Rows from a figure dataset
══════

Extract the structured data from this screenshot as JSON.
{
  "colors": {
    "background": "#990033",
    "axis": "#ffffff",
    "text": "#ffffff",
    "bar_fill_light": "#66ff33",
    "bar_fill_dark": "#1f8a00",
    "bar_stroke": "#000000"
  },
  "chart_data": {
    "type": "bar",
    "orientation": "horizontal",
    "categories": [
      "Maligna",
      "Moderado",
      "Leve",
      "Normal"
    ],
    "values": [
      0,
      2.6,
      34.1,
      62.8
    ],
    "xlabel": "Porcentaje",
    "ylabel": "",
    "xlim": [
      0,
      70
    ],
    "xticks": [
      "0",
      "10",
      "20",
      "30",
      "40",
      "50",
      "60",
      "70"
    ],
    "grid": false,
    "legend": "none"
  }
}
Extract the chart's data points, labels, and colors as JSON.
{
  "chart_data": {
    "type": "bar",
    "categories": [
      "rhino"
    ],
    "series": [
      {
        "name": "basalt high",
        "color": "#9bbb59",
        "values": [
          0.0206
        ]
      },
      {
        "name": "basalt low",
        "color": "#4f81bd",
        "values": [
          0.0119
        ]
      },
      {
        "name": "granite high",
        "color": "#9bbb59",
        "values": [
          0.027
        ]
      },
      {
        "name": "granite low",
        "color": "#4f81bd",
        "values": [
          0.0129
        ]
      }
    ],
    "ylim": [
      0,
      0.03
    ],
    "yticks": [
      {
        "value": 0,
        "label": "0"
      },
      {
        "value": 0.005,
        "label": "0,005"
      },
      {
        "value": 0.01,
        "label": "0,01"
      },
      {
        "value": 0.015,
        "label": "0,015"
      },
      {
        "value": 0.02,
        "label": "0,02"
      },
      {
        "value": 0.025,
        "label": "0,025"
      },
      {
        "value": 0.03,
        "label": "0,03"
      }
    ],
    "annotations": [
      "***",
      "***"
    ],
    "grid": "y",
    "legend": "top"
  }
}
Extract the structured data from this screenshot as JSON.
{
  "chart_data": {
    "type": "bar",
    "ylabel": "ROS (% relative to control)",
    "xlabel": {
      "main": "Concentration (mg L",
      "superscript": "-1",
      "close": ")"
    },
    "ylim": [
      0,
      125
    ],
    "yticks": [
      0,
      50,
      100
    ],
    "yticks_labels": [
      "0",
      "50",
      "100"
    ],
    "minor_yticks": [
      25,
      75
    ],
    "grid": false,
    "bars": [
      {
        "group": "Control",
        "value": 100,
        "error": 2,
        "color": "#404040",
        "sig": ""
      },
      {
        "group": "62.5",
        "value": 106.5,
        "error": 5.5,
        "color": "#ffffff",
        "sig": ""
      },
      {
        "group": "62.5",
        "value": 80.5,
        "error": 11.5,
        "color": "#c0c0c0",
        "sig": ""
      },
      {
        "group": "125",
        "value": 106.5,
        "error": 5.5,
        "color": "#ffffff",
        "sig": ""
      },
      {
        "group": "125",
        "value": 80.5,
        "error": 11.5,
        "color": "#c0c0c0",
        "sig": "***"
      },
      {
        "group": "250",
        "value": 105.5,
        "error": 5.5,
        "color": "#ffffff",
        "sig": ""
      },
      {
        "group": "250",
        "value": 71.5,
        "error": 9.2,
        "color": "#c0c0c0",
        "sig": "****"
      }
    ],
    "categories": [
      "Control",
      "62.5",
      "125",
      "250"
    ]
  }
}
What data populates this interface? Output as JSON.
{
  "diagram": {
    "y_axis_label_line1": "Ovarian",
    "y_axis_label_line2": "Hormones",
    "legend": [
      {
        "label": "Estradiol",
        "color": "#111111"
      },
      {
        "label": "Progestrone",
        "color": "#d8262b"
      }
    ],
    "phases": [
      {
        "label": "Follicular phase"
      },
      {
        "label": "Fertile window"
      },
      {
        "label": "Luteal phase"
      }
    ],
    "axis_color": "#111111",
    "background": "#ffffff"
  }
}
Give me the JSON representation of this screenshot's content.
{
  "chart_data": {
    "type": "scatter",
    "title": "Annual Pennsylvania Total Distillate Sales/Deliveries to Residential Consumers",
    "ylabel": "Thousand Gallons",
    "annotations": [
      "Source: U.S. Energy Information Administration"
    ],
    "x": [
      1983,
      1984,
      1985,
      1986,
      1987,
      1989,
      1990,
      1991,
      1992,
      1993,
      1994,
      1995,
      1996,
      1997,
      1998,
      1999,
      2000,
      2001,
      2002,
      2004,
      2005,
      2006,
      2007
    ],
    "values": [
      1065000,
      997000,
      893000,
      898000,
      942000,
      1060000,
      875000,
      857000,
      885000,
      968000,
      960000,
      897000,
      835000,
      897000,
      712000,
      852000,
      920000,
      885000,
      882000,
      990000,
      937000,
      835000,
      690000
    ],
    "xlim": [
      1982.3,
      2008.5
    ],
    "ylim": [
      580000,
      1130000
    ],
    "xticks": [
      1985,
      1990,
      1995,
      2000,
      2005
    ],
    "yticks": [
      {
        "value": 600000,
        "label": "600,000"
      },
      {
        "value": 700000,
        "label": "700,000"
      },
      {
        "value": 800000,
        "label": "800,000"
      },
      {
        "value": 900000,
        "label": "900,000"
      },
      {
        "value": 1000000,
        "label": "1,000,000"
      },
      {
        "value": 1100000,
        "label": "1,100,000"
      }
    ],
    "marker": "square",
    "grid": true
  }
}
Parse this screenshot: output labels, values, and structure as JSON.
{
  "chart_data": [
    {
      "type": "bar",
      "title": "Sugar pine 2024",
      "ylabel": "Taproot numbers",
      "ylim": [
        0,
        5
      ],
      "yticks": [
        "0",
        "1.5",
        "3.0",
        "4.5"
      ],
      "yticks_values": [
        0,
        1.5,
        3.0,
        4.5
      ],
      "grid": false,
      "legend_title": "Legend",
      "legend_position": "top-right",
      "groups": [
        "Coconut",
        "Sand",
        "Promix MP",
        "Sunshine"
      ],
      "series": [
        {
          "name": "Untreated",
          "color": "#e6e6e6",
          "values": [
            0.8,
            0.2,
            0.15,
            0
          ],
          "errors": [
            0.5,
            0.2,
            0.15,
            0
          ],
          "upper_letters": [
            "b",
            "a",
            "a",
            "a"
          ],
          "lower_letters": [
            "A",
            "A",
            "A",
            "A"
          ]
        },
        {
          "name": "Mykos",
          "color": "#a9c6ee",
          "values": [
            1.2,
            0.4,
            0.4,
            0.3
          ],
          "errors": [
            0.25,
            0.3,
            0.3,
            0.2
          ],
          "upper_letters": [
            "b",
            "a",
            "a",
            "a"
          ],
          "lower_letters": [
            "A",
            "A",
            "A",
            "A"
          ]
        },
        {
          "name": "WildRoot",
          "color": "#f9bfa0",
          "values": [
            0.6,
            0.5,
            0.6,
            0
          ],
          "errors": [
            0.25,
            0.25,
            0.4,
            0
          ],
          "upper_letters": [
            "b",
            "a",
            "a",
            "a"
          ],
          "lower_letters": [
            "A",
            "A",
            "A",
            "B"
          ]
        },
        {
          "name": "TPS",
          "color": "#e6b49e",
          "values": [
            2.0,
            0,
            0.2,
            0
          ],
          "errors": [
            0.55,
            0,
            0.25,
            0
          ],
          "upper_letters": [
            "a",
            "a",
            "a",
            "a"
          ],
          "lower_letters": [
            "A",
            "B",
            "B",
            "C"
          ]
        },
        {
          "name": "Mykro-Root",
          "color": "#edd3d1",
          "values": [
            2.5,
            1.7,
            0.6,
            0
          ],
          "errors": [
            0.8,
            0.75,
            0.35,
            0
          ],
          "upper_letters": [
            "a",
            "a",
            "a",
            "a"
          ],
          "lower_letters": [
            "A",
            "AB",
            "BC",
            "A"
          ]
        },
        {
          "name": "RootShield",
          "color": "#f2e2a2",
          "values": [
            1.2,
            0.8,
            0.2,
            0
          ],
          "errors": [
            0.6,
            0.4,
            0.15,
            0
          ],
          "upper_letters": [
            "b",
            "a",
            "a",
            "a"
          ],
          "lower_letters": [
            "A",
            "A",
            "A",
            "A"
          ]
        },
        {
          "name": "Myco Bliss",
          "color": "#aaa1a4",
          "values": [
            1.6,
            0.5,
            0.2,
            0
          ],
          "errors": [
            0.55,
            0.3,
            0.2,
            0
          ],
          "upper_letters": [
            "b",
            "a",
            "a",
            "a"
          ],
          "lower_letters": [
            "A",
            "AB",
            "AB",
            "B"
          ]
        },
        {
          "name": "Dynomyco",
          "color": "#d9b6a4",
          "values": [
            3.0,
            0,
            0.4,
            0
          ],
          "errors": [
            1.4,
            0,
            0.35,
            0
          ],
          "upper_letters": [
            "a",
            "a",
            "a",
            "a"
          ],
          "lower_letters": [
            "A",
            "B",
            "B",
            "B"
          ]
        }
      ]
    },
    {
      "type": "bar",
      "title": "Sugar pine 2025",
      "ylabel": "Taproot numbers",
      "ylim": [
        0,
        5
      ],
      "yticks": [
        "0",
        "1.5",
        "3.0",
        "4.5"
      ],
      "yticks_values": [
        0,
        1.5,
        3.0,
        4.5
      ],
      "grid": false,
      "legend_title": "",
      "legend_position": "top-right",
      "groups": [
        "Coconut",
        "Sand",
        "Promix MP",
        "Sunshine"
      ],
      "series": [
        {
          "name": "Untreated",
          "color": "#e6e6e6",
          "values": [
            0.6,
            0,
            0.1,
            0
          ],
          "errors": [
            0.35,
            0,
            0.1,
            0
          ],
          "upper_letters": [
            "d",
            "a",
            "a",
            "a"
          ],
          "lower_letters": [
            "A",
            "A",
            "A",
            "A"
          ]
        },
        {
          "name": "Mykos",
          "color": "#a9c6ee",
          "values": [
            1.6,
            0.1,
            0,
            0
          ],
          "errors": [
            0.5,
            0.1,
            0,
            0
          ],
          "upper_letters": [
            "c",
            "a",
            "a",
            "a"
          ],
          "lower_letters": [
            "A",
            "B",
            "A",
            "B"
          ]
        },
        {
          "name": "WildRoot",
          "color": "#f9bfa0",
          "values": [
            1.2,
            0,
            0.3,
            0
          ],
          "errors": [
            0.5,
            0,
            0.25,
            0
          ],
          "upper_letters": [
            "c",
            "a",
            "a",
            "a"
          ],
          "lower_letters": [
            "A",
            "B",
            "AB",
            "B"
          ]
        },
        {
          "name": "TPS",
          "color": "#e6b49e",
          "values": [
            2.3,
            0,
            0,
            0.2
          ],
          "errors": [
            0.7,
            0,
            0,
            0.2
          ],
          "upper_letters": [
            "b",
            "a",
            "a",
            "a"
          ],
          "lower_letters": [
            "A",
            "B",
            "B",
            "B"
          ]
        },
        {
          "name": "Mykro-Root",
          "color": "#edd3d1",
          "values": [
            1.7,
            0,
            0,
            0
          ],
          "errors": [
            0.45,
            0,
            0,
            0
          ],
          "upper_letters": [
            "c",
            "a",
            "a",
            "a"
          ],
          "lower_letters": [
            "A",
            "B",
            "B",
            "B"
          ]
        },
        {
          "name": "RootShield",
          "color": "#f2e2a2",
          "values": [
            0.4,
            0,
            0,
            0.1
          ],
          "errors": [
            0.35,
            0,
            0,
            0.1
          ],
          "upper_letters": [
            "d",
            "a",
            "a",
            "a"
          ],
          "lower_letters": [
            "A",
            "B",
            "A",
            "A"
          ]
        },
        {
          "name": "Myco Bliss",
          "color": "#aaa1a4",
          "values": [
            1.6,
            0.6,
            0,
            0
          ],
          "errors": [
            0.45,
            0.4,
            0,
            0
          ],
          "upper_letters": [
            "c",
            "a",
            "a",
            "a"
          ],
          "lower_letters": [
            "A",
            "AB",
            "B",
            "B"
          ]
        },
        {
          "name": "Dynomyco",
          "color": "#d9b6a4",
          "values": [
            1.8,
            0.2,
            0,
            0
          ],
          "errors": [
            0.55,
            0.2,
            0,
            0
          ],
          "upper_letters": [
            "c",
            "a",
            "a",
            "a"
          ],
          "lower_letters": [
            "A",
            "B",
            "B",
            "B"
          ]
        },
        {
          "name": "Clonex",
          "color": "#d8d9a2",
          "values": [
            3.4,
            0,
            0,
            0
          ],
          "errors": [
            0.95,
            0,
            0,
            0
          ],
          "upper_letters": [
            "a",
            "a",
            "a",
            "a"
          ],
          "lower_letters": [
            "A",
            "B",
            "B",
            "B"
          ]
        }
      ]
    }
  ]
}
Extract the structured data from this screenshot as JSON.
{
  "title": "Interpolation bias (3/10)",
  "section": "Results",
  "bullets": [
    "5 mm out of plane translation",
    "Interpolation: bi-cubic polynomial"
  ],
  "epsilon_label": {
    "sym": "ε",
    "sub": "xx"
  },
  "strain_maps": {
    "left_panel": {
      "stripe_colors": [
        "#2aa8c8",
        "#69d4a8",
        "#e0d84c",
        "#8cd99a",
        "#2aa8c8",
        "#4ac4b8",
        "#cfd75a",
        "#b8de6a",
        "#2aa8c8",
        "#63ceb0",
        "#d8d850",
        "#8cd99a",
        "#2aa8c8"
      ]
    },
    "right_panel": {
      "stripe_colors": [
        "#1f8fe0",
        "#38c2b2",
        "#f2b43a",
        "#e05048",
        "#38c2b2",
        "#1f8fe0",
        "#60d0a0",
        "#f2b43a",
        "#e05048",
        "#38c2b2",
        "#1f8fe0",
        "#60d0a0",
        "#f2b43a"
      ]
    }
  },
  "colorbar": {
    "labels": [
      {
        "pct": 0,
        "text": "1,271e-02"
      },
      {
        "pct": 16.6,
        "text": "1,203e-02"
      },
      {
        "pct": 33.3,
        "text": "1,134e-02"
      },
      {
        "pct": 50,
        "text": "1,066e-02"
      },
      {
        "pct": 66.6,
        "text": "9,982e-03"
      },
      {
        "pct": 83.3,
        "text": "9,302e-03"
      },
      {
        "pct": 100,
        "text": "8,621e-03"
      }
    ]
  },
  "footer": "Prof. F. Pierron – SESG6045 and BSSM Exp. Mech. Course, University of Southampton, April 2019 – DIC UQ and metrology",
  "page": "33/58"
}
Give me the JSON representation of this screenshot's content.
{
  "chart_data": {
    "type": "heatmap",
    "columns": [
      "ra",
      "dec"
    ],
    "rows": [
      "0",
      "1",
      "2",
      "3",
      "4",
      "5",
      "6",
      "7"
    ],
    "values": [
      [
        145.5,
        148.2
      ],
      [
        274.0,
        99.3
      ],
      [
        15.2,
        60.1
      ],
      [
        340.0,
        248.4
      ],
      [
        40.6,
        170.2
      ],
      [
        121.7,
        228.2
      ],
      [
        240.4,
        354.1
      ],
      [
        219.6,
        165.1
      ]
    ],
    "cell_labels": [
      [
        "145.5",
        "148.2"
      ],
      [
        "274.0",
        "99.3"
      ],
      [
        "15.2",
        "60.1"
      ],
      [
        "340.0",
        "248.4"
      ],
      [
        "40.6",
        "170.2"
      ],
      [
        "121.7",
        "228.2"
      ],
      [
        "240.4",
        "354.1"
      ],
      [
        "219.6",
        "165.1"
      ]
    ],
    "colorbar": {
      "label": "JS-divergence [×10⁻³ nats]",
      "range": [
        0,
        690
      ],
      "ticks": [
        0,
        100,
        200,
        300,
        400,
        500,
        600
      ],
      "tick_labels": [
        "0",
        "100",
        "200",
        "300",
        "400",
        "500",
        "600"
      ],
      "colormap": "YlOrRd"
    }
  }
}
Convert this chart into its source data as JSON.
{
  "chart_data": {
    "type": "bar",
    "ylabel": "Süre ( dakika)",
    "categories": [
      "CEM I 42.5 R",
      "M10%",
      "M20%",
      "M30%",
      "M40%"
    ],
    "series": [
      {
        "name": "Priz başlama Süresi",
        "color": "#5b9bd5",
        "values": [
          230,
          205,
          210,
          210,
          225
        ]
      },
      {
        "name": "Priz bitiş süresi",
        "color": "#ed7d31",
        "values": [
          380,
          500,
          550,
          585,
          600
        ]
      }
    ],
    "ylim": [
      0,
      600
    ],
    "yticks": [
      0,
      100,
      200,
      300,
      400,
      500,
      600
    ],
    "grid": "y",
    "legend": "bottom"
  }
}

══════

Aim ▸ Look back over the material above and state how many lines hold the word "background". Write the number and nothing else.

Full solution ▸ 2